═════ STORED DATA
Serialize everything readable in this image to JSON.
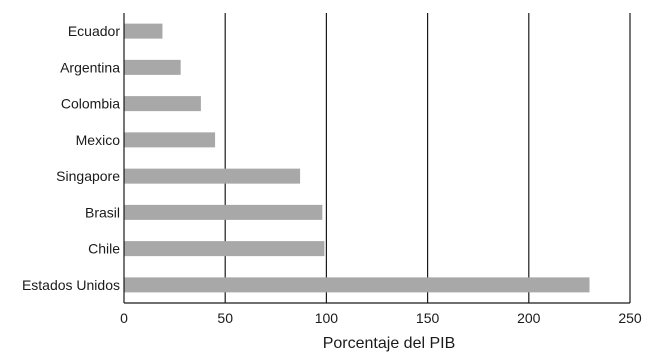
{
  "chart_data": {
    "type": "bar",
    "orientation": "horizontal",
    "categories": [
      "Ecuador",
      "Argentina",
      "Colombia",
      "Mexico",
      "Singapore",
      "Brasil",
      "Chile",
      "Estados Unidos"
    ],
    "values": [
      19,
      28,
      38,
      45,
      87,
      98,
      99,
      230
    ],
    "title": "",
    "xlabel": "Porcentaje del PIB",
    "ylabel": "",
    "xlim": [
      0,
      250
    ],
    "xticks": [
      0,
      50,
      100,
      150,
      200,
      250
    ],
    "grid": "vertical",
    "bar_color": "#a8a8a8",
    "grid_color": "#1a1a1a"
  }
}
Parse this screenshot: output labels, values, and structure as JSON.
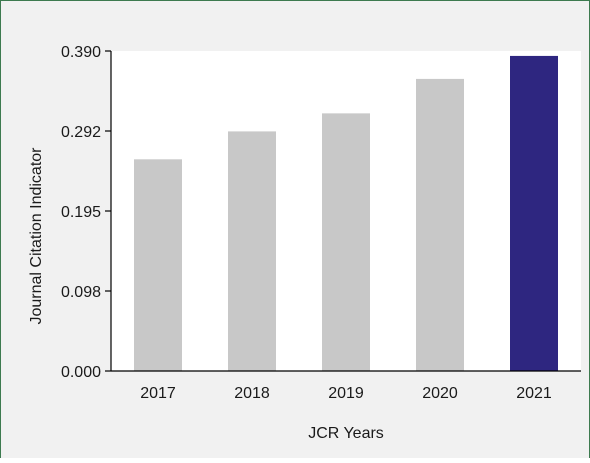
══════════
→ **WHAT TO DO**:
Reproduce the full listing above verbatim, with no pictures included.

→ **CORRECT ANSWER**:
Serialize everything readable in this image to JSON.
{
  "chart_data": {
    "type": "bar",
    "orientation": "horizontal",
    "categories": [
      "Ecuador",
      "Argentina",
      "Colombia",
      "Mexico",
      "Singapore",
      "Brasil",
      "Chile",
      "Estados Unidos"
    ],
    "values": [
      19,
      28,
      38,
      45,
      87,
      98,
      99,
      230
    ],
    "title": "",
    "xlabel": "Porcentaje del PIB",
    "ylabel": "",
    "xlim": [
      0,
      250
    ],
    "xticks": [
      0,
      50,
      100,
      150,
      200,
      250
    ],
    "grid": "vertical",
    "bar_color": "#a8a8a8",
    "grid_color": "#1a1a1a"
  }
}
Parse this screenshot: output labels, values, and structure as JSON.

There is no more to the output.